What is needed here is an exact copy of every entry.

--- START OF Recorded information ---

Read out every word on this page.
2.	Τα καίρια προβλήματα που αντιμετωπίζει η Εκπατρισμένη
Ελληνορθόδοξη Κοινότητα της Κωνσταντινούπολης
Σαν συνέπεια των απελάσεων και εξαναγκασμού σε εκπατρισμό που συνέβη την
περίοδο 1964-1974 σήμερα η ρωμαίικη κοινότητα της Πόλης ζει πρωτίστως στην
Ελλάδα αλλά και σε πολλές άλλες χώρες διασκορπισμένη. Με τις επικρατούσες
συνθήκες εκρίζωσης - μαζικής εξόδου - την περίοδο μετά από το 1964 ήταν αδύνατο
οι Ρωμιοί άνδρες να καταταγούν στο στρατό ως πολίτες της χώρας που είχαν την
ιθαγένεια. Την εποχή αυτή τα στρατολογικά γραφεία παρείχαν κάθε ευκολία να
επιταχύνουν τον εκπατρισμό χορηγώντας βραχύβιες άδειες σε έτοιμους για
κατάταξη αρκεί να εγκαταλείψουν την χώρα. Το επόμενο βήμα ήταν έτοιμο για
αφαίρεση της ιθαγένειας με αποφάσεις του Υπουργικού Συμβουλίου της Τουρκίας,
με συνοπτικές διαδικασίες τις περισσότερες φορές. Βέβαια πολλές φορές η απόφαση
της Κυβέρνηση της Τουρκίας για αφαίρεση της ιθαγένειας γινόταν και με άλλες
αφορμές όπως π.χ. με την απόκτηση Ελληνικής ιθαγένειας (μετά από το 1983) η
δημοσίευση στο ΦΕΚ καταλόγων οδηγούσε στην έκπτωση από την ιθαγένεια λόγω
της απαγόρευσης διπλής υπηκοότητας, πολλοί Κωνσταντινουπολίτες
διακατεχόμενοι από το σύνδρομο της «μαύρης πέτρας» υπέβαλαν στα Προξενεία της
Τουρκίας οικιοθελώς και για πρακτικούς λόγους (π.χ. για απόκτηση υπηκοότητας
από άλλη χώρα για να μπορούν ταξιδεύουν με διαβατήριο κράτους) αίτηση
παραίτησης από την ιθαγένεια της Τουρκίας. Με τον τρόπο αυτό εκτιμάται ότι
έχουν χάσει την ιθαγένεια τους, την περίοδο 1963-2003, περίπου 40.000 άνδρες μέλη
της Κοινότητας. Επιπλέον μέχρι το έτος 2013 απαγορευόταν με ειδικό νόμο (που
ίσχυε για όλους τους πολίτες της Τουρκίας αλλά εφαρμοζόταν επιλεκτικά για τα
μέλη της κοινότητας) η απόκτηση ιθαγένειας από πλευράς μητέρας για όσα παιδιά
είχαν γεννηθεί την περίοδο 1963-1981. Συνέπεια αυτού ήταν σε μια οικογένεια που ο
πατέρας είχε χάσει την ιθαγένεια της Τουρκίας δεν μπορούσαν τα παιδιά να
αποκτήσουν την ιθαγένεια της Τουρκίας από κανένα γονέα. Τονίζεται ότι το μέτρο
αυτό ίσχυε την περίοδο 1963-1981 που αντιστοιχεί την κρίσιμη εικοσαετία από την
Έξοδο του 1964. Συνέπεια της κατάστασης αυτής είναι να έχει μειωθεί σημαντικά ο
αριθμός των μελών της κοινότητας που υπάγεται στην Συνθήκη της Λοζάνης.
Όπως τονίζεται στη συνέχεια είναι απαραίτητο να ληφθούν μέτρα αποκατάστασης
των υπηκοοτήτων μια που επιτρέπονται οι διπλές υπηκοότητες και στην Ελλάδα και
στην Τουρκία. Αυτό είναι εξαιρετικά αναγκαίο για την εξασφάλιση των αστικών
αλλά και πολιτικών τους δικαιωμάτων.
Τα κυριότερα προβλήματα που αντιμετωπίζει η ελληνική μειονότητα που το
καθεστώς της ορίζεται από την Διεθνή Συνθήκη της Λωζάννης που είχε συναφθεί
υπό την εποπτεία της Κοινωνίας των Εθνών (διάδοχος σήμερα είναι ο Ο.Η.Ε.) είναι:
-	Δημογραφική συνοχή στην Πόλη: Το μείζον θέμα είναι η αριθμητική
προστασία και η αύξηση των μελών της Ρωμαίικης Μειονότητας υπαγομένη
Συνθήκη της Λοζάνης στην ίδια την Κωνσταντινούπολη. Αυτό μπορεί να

--- END OF Recorded information ---

#### Result below
Read out every word on this page.
2.	Τα καίρια προβλήματα που αντιμετωπίζει η Εκπατρισμένη
Ελληνορθόδοξη Κοινότητα της Κωνσταντινούπολης
Σαν συνέπεια των απελάσεων και εξαναγκασμού σε εκπατρισμό που συνέβη την
περίοδο 1964-1974 σήμερα η ρωμαίικη κοινότητα της Πόλης ζει πρωτίστως στην
Ελλάδα αλλά και σε πολλές άλλες χώρες διασκορπισμένη. Με τις επικρατούσες
συνθήκες εκρίζωσης - μαζικής εξόδου - την περίοδο μετά από το 1964 ήταν αδύνατο
οι Ρωμιοί άνδρες να καταταγούν στο στρατό ως πολίτες της χώρας που είχαν την
ιθαγένεια. Την εποχή αυτή τα στρατολογικά γραφεία παρείχαν κάθε ευκολία να
επιταχύνουν τον εκπατρισμό χορηγώντας βραχύβιες άδειες σε έτοιμους για
κατάταξη αρκεί να εγκαταλείψουν την χώρα. Το επόμενο βήμα ήταν έτοιμο για
αφαίρεση της ιθαγένειας με αποφάσεις του Υπουργικού Συμβουλίου της Τουρκίας,
με συνοπτικές διαδικασίες τις περισσότερες φορές. Βέβαια πολλές φορές η απόφαση
της Κυβέρνηση της Τουρκίας για αφαίρεση της ιθαγένειας γινόταν και με άλλες
αφορμές όπως π.χ. με την απόκτηση Ελληνικής ιθαγένειας (μετά από το 1983) η
δημοσίευση στο ΦΕΚ καταλόγων οδηγούσε στην έκπτωση από την ιθαγένεια λόγω
της απαγόρευσης διπλής υπηκοότητας, πολλοί Κωνσταντινουπολίτες
διακατεχόμενοι από το σύνδρομο της «μαύρης πέτρας» υπέβαλαν στα Προξενεία της
Τουρκίας οικιοθελώς και για πρακτικούς λόγους (π.χ. για απόκτηση υπηκοότητας
από άλλη χώρα για να μπορούν ταξιδεύουν με διαβατήριο κράτους) αίτηση
παραίτησης από την ιθαγένεια της Τουρκίας. Με τον τρόπο αυτό εκτιμάται ότι
έχουν χάσει την ιθαγένεια τους, την περίοδο 1963-2003, περίπου 40.000 άνδρες μέλη
της Κοινότητας. Επιπλέον μέχρι το έτος 2013 απαγορευόταν με ειδικό νόμο (που
ίσχυε για όλους τους πολίτες της Τουρκίας αλλά εφαρμοζόταν επιλεκτικά για τα
μέλη της κοινότητας) η απόκτηση ιθαγένειας από πλευράς μητέρας για όσα παιδιά
είχαν γεννηθεί την περίοδο 1963-1981. Συνέπεια αυτού ήταν σε μια οικογένεια που ο
πατέρας είχε χάσει την ιθαγένεια της Τουρκίας δεν μπορούσαν τα παιδιά να
αποκτήσουν την ιθαγένεια της Τουρκίας από κανένα γονέα. Τονίζεται ότι το μέτρο
αυτό ίσχυε την περίοδο 1963-1981 που αντιστοιχεί την κρίσιμη εικοσαετία από την
Έξοδο του 1964. Συνέπεια της κατάστασης αυτής είναι να έχει μειωθεί σημαντικά ο
αριθμός των μελών της κοινότητας που υπάγεται στην Συνθήκη της Λοζάνης.
Όπως τονίζεται στη συνέχεια είναι απαραίτητο να ληφθούν μέτρα αποκατάστασης
των υπηκοοτήτων μια που επιτρέπονται οι διπλές υπηκοότητες και στην Ελλάδα και
στην Τουρκία. Αυτό είναι εξαιρετικά αναγκαίο για την εξασφάλιση των αστικών
αλλά και πολιτικών τους δικαιωμάτων.
Τα κυριότερα προβλήματα που αντιμετωπίζει η ελληνική μειονότητα που το
καθεστώς της ορίζεται από την Διεθνή Συνθήκη της Λωζάννης που είχε συναφθεί
υπό την εποπτεία της Κοινωνίας των Εθνών (διάδοχος σήμερα είναι ο Ο.Η.Ε.) είναι:
-	Δημογραφική συνοχή στην Πόλη: Το μείζον θέμα είναι η αριθμητική
προστασία και η αύξηση των μελών της Ρωμαίικης Μειονότητας υπαγομένη
Συνθήκη της Λοζάνης στην ίδια την Κωνσταντινούπολη. Αυτό μπορεί να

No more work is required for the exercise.